===== Data records

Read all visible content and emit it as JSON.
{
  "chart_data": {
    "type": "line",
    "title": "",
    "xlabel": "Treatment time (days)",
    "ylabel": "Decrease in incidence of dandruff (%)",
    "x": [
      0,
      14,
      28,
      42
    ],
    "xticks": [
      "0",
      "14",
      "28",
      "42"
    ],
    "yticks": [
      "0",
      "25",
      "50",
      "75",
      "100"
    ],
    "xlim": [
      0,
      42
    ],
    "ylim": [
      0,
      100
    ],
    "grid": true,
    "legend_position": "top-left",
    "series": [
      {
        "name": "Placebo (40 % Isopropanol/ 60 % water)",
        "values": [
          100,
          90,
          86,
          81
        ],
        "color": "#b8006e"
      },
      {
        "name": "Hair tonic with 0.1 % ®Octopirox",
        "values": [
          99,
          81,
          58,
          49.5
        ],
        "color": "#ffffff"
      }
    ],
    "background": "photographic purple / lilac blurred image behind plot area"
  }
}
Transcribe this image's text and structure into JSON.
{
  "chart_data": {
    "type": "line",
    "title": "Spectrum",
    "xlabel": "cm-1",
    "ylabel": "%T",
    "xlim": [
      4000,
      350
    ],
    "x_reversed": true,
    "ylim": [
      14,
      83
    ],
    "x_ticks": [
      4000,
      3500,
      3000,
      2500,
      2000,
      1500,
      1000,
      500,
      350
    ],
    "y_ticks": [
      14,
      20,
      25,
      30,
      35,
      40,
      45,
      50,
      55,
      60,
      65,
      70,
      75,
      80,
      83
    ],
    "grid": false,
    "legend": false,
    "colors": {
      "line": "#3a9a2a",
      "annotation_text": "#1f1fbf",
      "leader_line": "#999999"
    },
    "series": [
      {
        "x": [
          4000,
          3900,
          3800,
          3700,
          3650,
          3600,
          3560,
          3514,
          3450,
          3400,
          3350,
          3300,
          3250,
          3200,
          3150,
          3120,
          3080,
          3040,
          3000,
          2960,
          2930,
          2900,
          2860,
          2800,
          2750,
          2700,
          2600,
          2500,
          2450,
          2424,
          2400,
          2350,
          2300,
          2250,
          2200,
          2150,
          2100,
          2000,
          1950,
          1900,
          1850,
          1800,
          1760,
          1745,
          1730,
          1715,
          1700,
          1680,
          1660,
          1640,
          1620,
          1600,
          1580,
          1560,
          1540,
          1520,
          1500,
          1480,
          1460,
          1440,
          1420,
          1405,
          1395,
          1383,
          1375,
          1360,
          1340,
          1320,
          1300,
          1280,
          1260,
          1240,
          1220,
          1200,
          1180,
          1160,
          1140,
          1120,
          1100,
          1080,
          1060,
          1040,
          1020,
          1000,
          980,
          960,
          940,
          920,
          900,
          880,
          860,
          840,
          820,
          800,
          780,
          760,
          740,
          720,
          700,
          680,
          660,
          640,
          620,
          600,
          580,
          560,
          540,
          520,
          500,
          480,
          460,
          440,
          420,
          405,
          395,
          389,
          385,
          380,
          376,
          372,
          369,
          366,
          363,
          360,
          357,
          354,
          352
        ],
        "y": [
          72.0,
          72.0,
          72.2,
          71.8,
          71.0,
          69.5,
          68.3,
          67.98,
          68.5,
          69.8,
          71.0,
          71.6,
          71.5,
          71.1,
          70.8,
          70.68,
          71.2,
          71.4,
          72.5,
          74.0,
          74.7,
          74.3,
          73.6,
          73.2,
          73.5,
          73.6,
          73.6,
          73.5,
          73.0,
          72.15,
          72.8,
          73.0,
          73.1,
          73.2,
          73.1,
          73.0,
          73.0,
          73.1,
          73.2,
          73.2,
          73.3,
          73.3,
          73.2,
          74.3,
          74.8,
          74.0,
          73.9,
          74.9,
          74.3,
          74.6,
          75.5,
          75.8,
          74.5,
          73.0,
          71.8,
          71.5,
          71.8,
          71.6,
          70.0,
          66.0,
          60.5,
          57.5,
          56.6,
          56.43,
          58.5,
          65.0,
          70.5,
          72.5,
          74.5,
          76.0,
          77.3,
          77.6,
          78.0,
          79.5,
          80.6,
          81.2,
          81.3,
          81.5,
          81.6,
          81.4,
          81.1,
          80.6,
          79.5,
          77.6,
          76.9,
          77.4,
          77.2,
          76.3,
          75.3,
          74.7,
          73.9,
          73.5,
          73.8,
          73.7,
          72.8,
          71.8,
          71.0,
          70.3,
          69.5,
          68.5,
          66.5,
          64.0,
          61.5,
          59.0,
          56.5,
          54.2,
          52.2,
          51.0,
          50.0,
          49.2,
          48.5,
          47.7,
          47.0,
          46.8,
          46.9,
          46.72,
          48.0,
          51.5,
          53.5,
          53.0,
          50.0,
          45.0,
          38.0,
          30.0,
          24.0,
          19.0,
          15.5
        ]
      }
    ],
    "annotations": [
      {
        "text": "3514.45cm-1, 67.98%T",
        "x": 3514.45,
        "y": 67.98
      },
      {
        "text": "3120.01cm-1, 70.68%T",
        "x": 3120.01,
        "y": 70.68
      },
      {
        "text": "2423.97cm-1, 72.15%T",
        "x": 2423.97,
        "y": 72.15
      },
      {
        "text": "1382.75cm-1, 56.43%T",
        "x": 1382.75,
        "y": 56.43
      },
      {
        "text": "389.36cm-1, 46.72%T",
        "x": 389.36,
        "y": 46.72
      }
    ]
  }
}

==========
===== Data records

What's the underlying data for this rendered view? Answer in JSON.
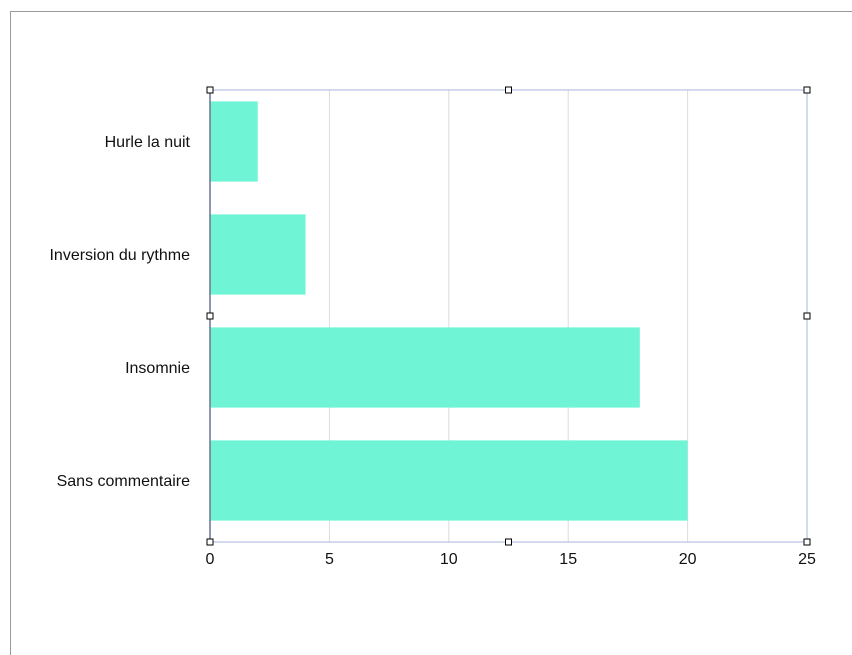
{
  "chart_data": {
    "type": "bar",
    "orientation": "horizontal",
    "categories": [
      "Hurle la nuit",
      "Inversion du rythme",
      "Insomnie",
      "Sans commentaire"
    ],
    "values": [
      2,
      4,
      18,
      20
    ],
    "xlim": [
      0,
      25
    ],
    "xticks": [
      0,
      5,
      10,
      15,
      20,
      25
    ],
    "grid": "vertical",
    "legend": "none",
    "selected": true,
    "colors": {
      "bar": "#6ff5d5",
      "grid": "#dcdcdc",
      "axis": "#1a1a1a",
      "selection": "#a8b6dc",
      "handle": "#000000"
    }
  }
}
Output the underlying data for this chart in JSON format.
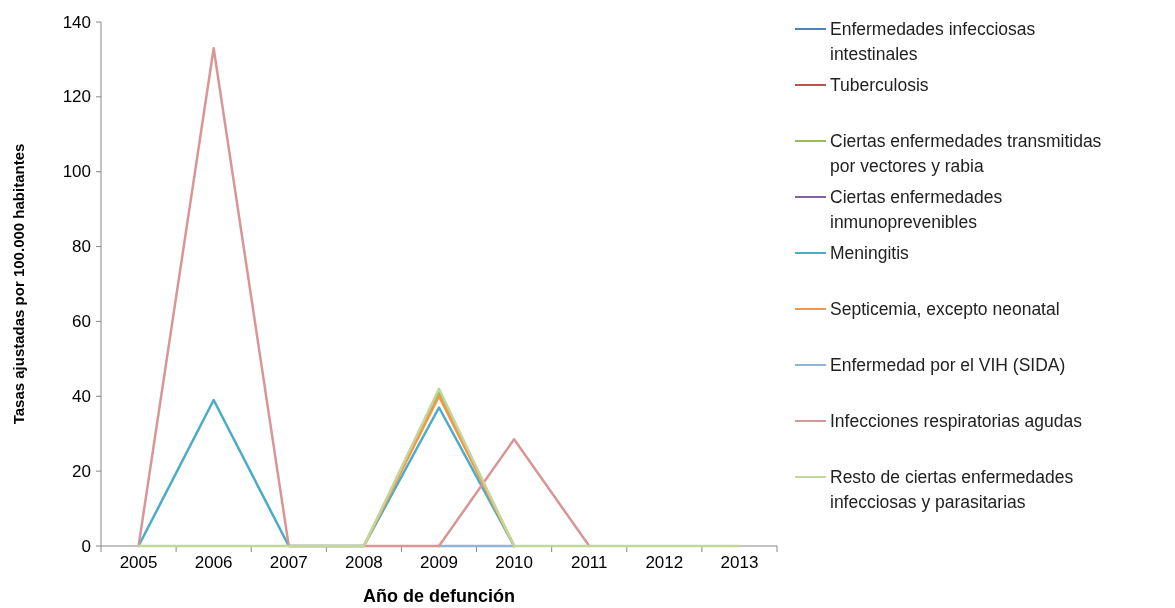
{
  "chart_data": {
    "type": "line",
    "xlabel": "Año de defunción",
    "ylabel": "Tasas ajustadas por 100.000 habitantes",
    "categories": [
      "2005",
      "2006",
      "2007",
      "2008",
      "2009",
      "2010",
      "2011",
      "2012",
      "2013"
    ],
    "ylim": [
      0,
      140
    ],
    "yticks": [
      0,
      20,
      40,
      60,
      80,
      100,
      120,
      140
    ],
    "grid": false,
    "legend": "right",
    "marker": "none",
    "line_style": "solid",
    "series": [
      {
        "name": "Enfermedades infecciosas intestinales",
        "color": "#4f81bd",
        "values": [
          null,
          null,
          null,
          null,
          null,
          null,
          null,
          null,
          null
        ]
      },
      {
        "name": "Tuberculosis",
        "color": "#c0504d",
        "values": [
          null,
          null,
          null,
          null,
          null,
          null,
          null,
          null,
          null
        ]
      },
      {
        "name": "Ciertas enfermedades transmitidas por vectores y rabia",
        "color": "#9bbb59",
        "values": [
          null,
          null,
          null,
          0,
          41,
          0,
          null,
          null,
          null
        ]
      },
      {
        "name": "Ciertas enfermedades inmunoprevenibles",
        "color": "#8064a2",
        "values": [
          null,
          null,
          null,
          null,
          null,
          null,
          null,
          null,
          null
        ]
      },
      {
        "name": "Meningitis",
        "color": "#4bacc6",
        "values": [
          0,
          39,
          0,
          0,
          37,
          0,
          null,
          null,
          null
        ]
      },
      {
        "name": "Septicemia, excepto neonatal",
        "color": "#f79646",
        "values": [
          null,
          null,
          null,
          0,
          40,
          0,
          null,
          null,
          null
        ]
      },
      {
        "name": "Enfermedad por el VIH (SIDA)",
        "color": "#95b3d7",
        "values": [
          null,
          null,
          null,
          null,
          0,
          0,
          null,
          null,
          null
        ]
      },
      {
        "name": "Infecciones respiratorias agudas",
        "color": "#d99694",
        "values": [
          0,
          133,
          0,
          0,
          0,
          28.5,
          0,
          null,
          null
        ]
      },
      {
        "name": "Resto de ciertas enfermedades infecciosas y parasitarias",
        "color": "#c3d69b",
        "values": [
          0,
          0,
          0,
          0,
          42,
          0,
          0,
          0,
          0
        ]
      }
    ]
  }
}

==========

Using the records above, list each line that includes "grid".

    "grid": true,
    "grid": false,
    "grid": "vertical",
      "grid": "#dcdcdc",
    "grid": false,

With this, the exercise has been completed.